= ENTRIES SHOWN =

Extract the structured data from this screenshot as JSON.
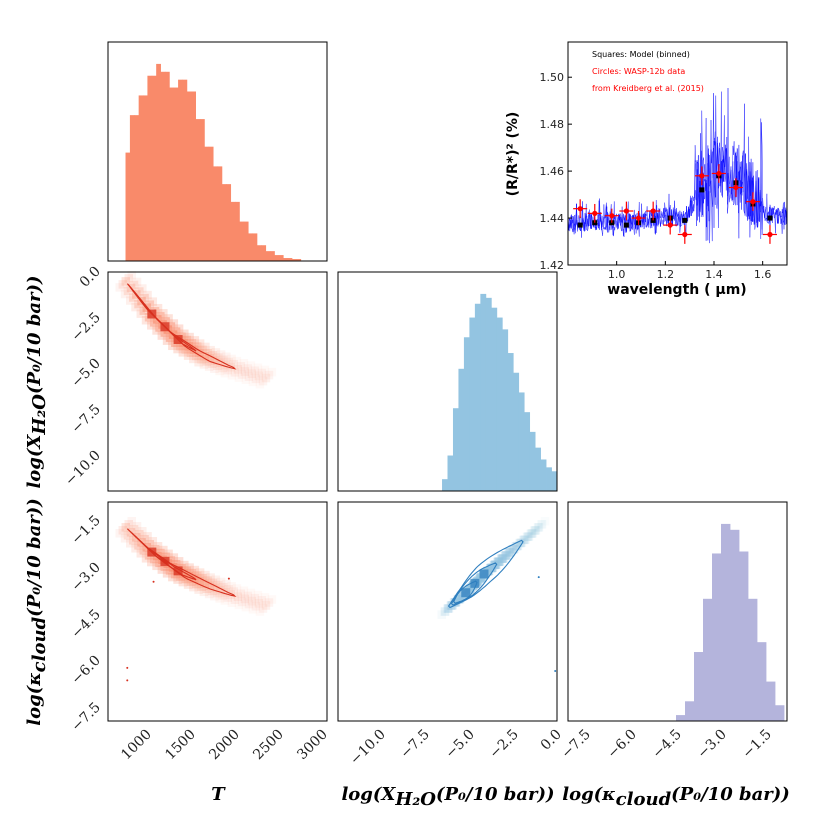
{
  "chart_data": [
    {
      "panel": "hist-T",
      "type": "bar",
      "xlim": [
        500,
        3000
      ],
      "bins": [
        700,
        750,
        800,
        850,
        900,
        950,
        1000,
        1050,
        1100,
        1150,
        1200,
        1250,
        1300,
        1350,
        1400,
        1450,
        1500,
        1550,
        1600,
        1650,
        1700,
        1750,
        1800,
        1850,
        1900,
        1950,
        2000,
        2050,
        2100,
        2150,
        2200,
        2250,
        2300,
        2350,
        2400,
        2450,
        2500,
        2550,
        2600,
        2650,
        2700
      ],
      "counts": [
        0.55,
        0.74,
        0.74,
        0.84,
        0.84,
        0.94,
        0.94,
        1.0,
        0.96,
        0.96,
        0.88,
        0.88,
        0.92,
        0.92,
        0.86,
        0.86,
        0.72,
        0.72,
        0.58,
        0.58,
        0.48,
        0.48,
        0.39,
        0.39,
        0.3,
        0.3,
        0.2,
        0.2,
        0.14,
        0.14,
        0.08,
        0.08,
        0.05,
        0.05,
        0.03,
        0.03,
        0.015,
        0.015,
        0.01,
        0.01
      ],
      "color": "#f98a6a"
    },
    {
      "panel": "hist-H2O",
      "type": "bar",
      "xlim": [
        -12,
        0
      ],
      "bins": [
        -6.3,
        -6.0,
        -5.7,
        -5.4,
        -5.1,
        -4.8,
        -4.5,
        -4.2,
        -3.9,
        -3.6,
        -3.3,
        -3.0,
        -2.7,
        -2.4,
        -2.1,
        -1.8,
        -1.5,
        -1.2,
        -0.9,
        -0.6,
        -0.3,
        0
      ],
      "counts": [
        0.06,
        0.18,
        0.42,
        0.62,
        0.78,
        0.88,
        0.95,
        1.0,
        0.98,
        0.93,
        0.88,
        0.82,
        0.7,
        0.6,
        0.5,
        0.4,
        0.3,
        0.22,
        0.16,
        0.12,
        0.1
      ],
      "color": "#93c4e1"
    },
    {
      "panel": "hist-cloud",
      "type": "bar",
      "xlim": [
        -8.5,
        -1.2
      ],
      "bins": [
        -4.9,
        -4.6,
        -4.3,
        -4.0,
        -3.7,
        -3.4,
        -3.1,
        -2.8,
        -2.5,
        -2.2,
        -1.9,
        -1.6,
        -1.3
      ],
      "counts": [
        0.03,
        0.1,
        0.35,
        0.62,
        0.85,
        1.0,
        0.97,
        0.86,
        0.62,
        0.4,
        0.2,
        0.08
      ],
      "color": "#b4b4dc"
    },
    {
      "panel": "spectrum",
      "type": "scatter",
      "title": "",
      "xlabel": "wavelength ( μm)",
      "ylabel": "(R/R*)² (%)",
      "xlim": [
        0.8,
        1.7
      ],
      "ylim": [
        1.42,
        1.515
      ],
      "xticks": [
        "1.0",
        "1.2",
        "1.4",
        "1.6"
      ],
      "yticks": [
        "1.42",
        "1.44",
        "1.46",
        "1.48",
        "1.50"
      ],
      "legend": {
        "line1": "Squares: Model (binned)",
        "line2": "Circles: WASP-12b data",
        "line3": "from Kreidberg et al. (2015)"
      },
      "data_x": [
        0.85,
        0.91,
        0.98,
        1.04,
        1.09,
        1.15,
        1.22,
        1.28,
        1.35,
        1.42,
        1.49,
        1.56,
        1.63
      ],
      "data_y": [
        1.444,
        1.442,
        1.441,
        1.443,
        1.44,
        1.443,
        1.437,
        1.433,
        1.458,
        1.459,
        1.453,
        1.447,
        1.433
      ],
      "data_err": [
        0.004,
        0.004,
        0.003,
        0.004,
        0.003,
        0.004,
        0.004,
        0.004,
        0.004,
        0.004,
        0.004,
        0.004,
        0.004
      ],
      "model_x": [
        0.85,
        0.91,
        0.98,
        1.04,
        1.09,
        1.15,
        1.22,
        1.28,
        1.35,
        1.42,
        1.49,
        1.56,
        1.63
      ],
      "model_y": [
        1.437,
        1.438,
        1.438,
        1.437,
        1.438,
        1.439,
        1.44,
        1.439,
        1.452,
        1.458,
        1.455,
        1.446,
        1.44
      ]
    },
    {
      "panel": "joint-T-H2O",
      "type": "heatmap",
      "xlim": [
        500,
        3000
      ],
      "ylim": [
        -12,
        0
      ],
      "ridge": [
        [
          700,
          -0.5
        ],
        [
          1000,
          -2.3
        ],
        [
          1300,
          -3.7
        ],
        [
          1600,
          -4.6
        ],
        [
          1900,
          -5.2
        ],
        [
          2300,
          -5.8
        ]
      ]
    },
    {
      "panel": "joint-T-cloud",
      "type": "heatmap",
      "xlim": [
        500,
        3000
      ],
      "ylim": [
        -8.0,
        -1.0
      ],
      "ridge": [
        [
          700,
          -1.8
        ],
        [
          1000,
          -2.6
        ],
        [
          1300,
          -3.2
        ],
        [
          1600,
          -3.6
        ],
        [
          1900,
          -3.95
        ],
        [
          2300,
          -4.3
        ]
      ],
      "outliers": [
        [
          1880,
          -3.45
        ],
        [
          1020,
          -3.55
        ],
        [
          720,
          -6.3
        ],
        [
          720,
          -6.7
        ]
      ]
    },
    {
      "panel": "joint-H2O-cloud",
      "type": "heatmap",
      "xlim": [
        -12,
        0
      ],
      "ylim": [
        -8.0,
        -1.0
      ],
      "ridge": [
        [
          -6.0,
          -4.4
        ],
        [
          -5.0,
          -3.9
        ],
        [
          -4.0,
          -3.3
        ],
        [
          -3.0,
          -2.8
        ],
        [
          -2.0,
          -2.3
        ],
        [
          -1.0,
          -1.8
        ]
      ],
      "outliers": [
        [
          -1.0,
          -3.4
        ],
        [
          -0.1,
          -6.4
        ]
      ]
    }
  ],
  "axes": {
    "T": {
      "label": "T",
      "ticks": [
        "1000",
        "1500",
        "2000",
        "2500",
        "3000"
      ]
    },
    "H2O": {
      "label": "log(X",
      "label_sub": "H₂O",
      "label_tail": "(P₀/10 bar))",
      "yticks": [
        "0.0",
        "−2.5",
        "−5.0",
        "−7.5",
        "−10.0"
      ],
      "xticks": [
        "−10.0",
        "−7.5",
        "−5.0",
        "−2.5",
        "0.0"
      ]
    },
    "cloud": {
      "label": "log(κ",
      "label_sub": "cloud",
      "label_tail": "(P₀/10 bar))",
      "yticks": [
        "−1.5",
        "−3.0",
        "−4.5",
        "−6.0",
        "−7.5"
      ],
      "xticks": [
        "−7.5",
        "−6.0",
        "−4.5",
        "−3.0",
        "−1.5"
      ]
    }
  },
  "colors": {
    "red": "#f98a6a",
    "red_dark": "#d7301f",
    "blue": "#93c4e1",
    "blue_dark": "#2f7fbf",
    "purple": "#b4b4dc",
    "spectrum": "#0000ff",
    "data": "#ff0000",
    "model": "#000000"
  }
}
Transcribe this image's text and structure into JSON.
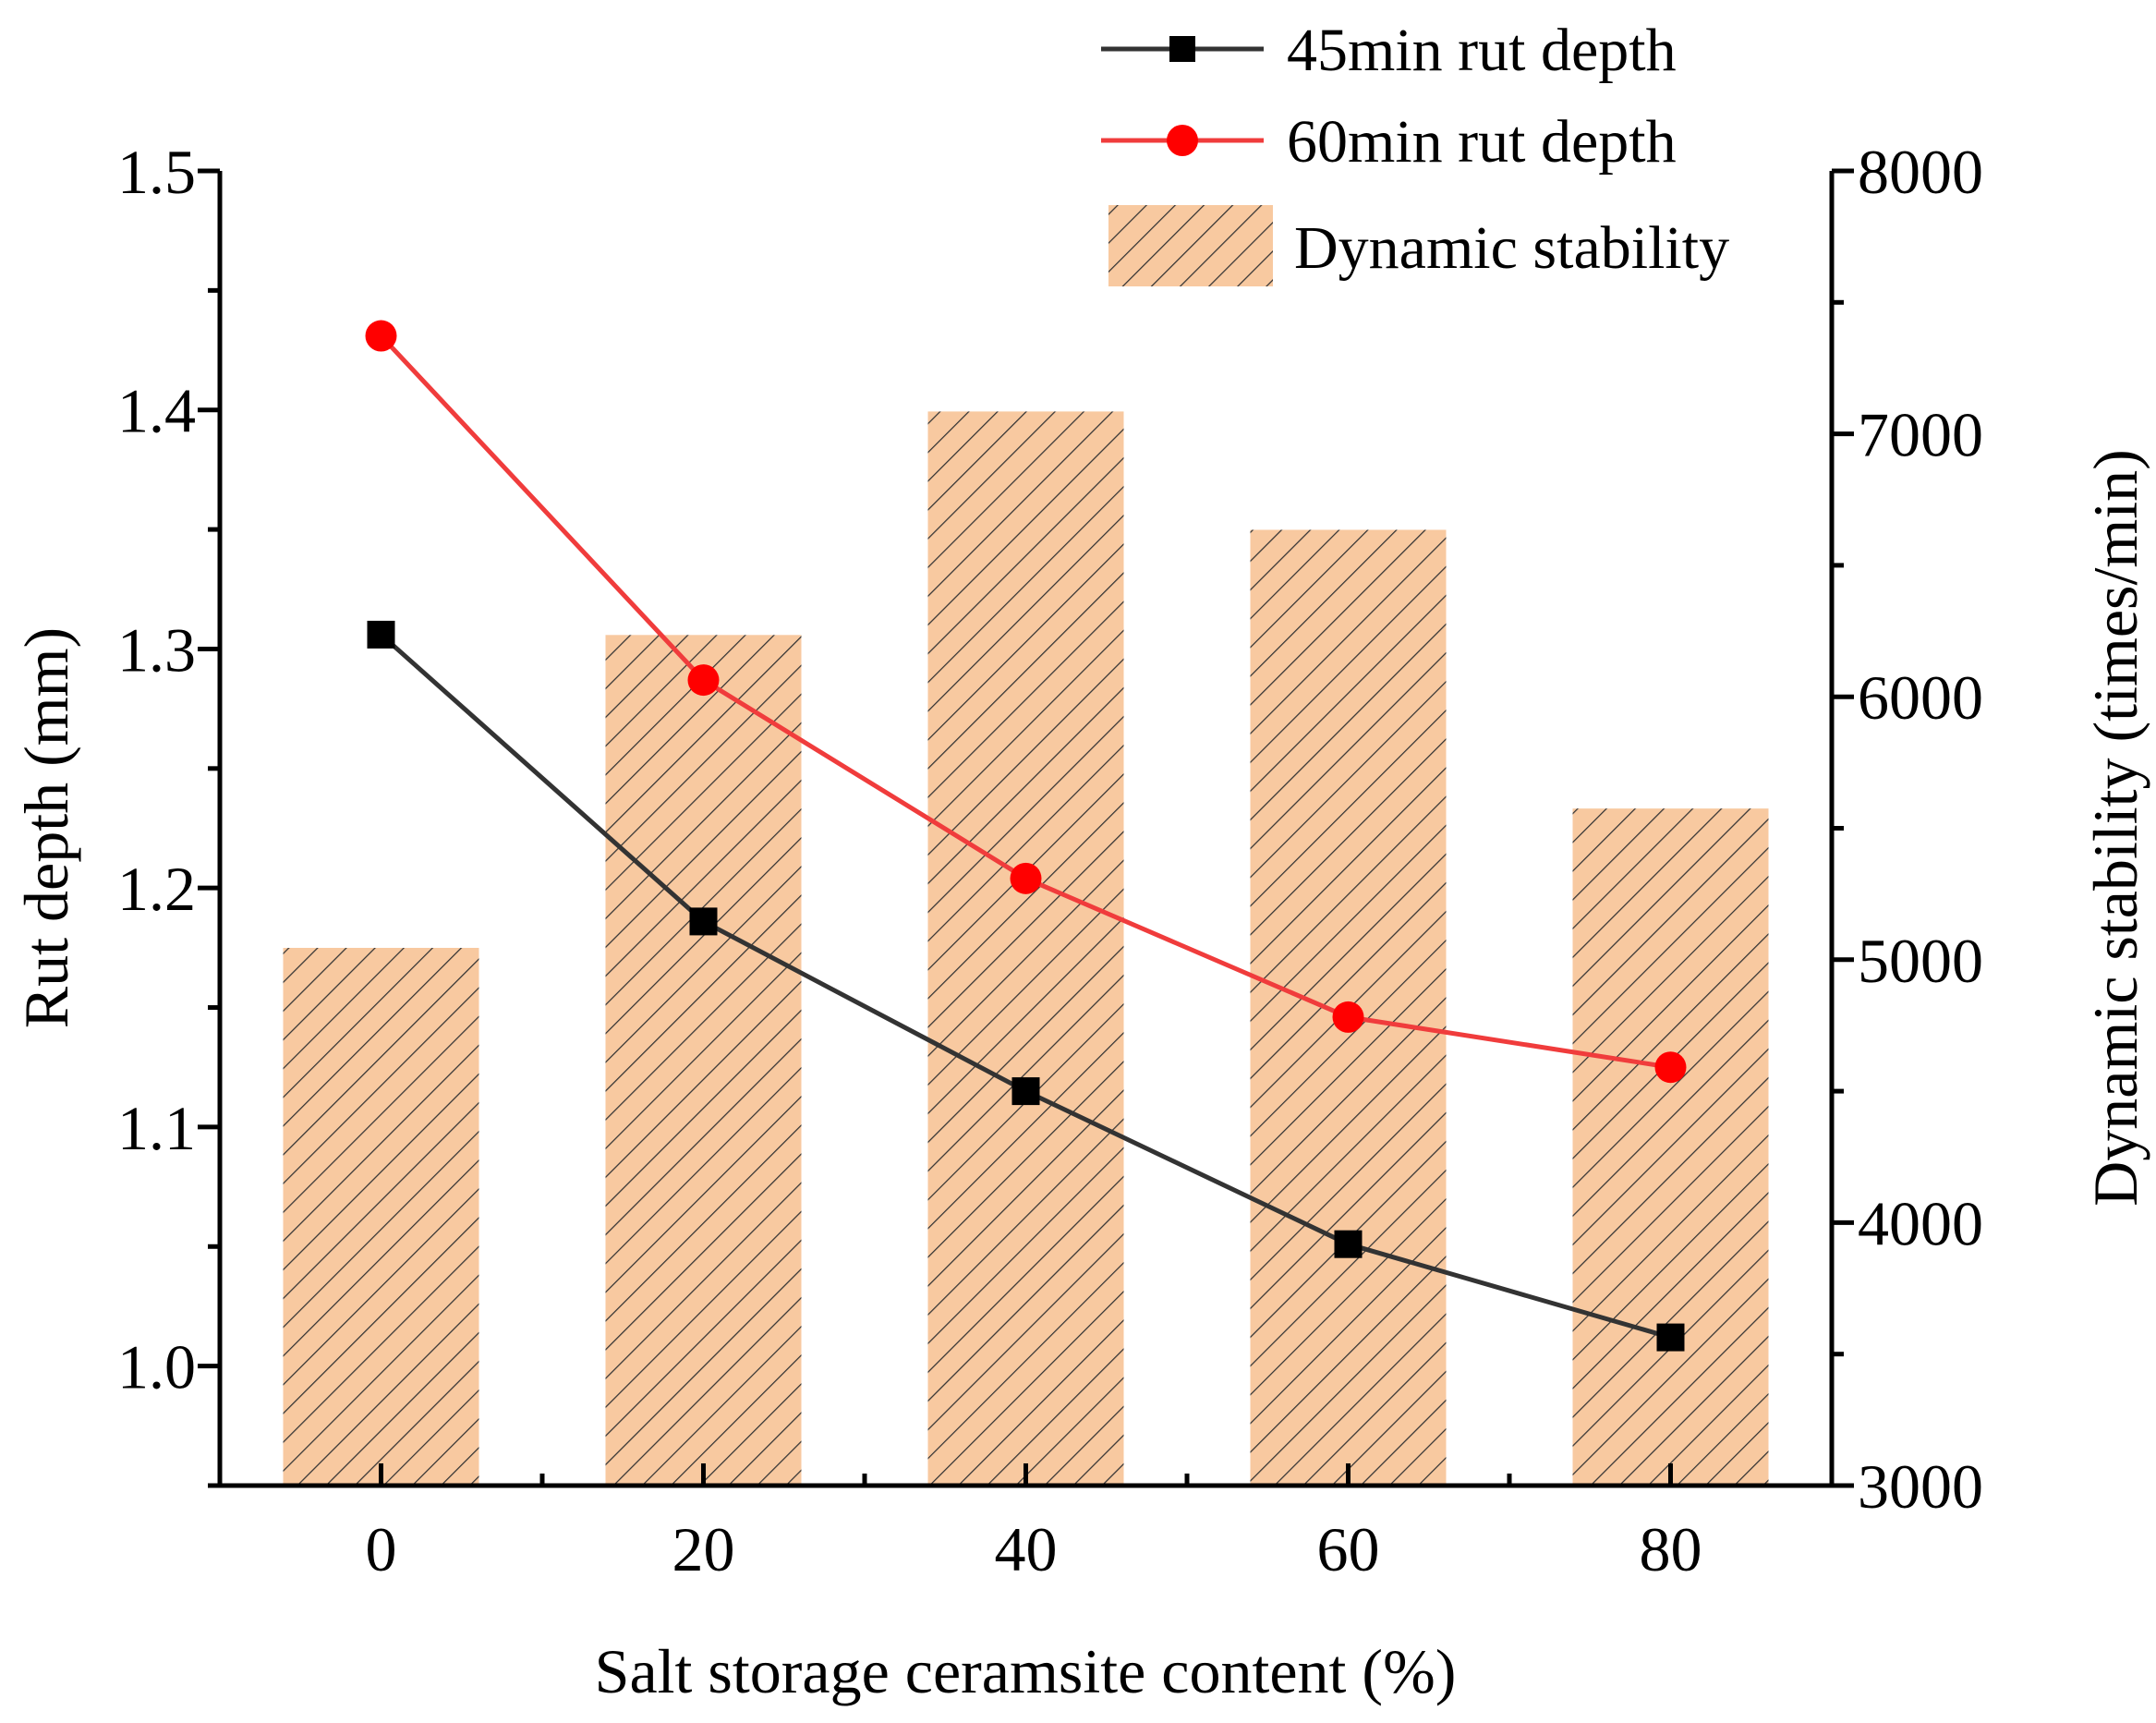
{
  "chart_data": {
    "type": "bar+line",
    "xlabel": "Salt storage ceramsite content (%)",
    "ylabel_left": "Rut depth (mm)",
    "ylabel_right": "Dynamic stability (times/min)",
    "categories": [
      "0",
      "20",
      "40",
      "60",
      "80"
    ],
    "x": [
      0,
      20,
      40,
      60,
      80
    ],
    "xlim": [
      -10,
      90
    ],
    "ylim_left": [
      0.95,
      1.5
    ],
    "ylim_right": [
      3000,
      8000
    ],
    "yticks_left": [
      "1.0",
      "1.1",
      "1.2",
      "1.3",
      "1.4",
      "1.5"
    ],
    "yticks_right": [
      "3000",
      "4000",
      "5000",
      "6000",
      "7000",
      "8000"
    ],
    "bars": {
      "name": "Dynamic stability",
      "axis": "right",
      "values": [
        5045,
        6235,
        7085,
        6635,
        5575
      ],
      "color": "#f8c9a0",
      "hatch_color": "#333333"
    },
    "series": [
      {
        "name": "45min rut depth",
        "axis": "left",
        "marker": "square",
        "color": "#333333",
        "marker_color": "#000000",
        "values": [
          1.306,
          1.186,
          1.115,
          1.051,
          1.012
        ]
      },
      {
        "name": "60min rut depth",
        "axis": "left",
        "marker": "circle",
        "color": "#f03c3c",
        "marker_color": "#ff0000",
        "values": [
          1.431,
          1.287,
          1.204,
          1.146,
          1.125
        ]
      }
    ],
    "legend": {
      "position": "top-right",
      "entries": [
        "45min rut depth",
        "60min rut depth",
        "Dynamic stability"
      ]
    }
  }
}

= WORK TO COMPLETE =
Copy verbatim the span that begins at the line containing "Transcribe this image's" and ends at the last line of the material, inclusive of both; exclude pictures.

= THE ANSWER =
Transcribe this image's text and structure into JSON.
{
  "chart_data": {
    "type": "bar+line",
    "xlabel": "Salt storage ceramsite content (%)",
    "ylabel_left": "Rut depth (mm)",
    "ylabel_right": "Dynamic stability (times/min)",
    "categories": [
      "0",
      "20",
      "40",
      "60",
      "80"
    ],
    "x": [
      0,
      20,
      40,
      60,
      80
    ],
    "xlim": [
      -10,
      90
    ],
    "ylim_left": [
      0.95,
      1.5
    ],
    "ylim_right": [
      3000,
      8000
    ],
    "yticks_left": [
      "1.0",
      "1.1",
      "1.2",
      "1.3",
      "1.4",
      "1.5"
    ],
    "yticks_right": [
      "3000",
      "4000",
      "5000",
      "6000",
      "7000",
      "8000"
    ],
    "bars": {
      "name": "Dynamic stability",
      "axis": "right",
      "values": [
        5045,
        6235,
        7085,
        6635,
        5575
      ],
      "color": "#f8c9a0",
      "hatch_color": "#333333"
    },
    "series": [
      {
        "name": "45min rut depth",
        "axis": "left",
        "marker": "square",
        "color": "#333333",
        "marker_color": "#000000",
        "values": [
          1.306,
          1.186,
          1.115,
          1.051,
          1.012
        ]
      },
      {
        "name": "60min rut depth",
        "axis": "left",
        "marker": "circle",
        "color": "#f03c3c",
        "marker_color": "#ff0000",
        "values": [
          1.431,
          1.287,
          1.204,
          1.146,
          1.125
        ]
      }
    ],
    "legend": {
      "position": "top-right",
      "entries": [
        "45min rut depth",
        "60min rut depth",
        "Dynamic stability"
      ]
    }
  }
}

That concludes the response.